• **Task prompt**
Locate the lines of the listing below that hold "Gelanggang", then copy each of them.
- - -
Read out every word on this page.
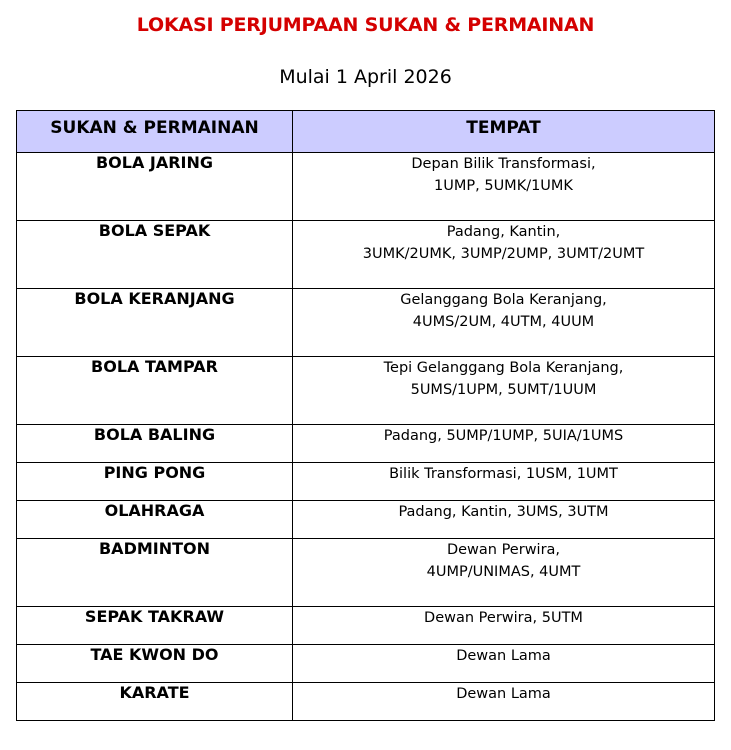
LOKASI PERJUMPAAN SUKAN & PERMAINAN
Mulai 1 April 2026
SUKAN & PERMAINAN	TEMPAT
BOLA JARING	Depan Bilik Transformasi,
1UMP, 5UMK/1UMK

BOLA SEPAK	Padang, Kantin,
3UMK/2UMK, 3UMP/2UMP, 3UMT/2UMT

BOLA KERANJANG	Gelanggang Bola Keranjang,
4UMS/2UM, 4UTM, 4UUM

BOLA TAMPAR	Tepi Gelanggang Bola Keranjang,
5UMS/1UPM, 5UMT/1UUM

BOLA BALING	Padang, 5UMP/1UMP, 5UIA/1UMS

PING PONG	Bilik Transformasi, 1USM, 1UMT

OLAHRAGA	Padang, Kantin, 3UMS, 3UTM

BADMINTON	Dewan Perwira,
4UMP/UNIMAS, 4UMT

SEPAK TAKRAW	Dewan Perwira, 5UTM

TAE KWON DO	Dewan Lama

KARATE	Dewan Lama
- - -
• **Exercise solution**
BOLA KERANJANG	Gelanggang Bola Keranjang,
BOLA TAMPAR	Tepi Gelanggang Bola Keranjang,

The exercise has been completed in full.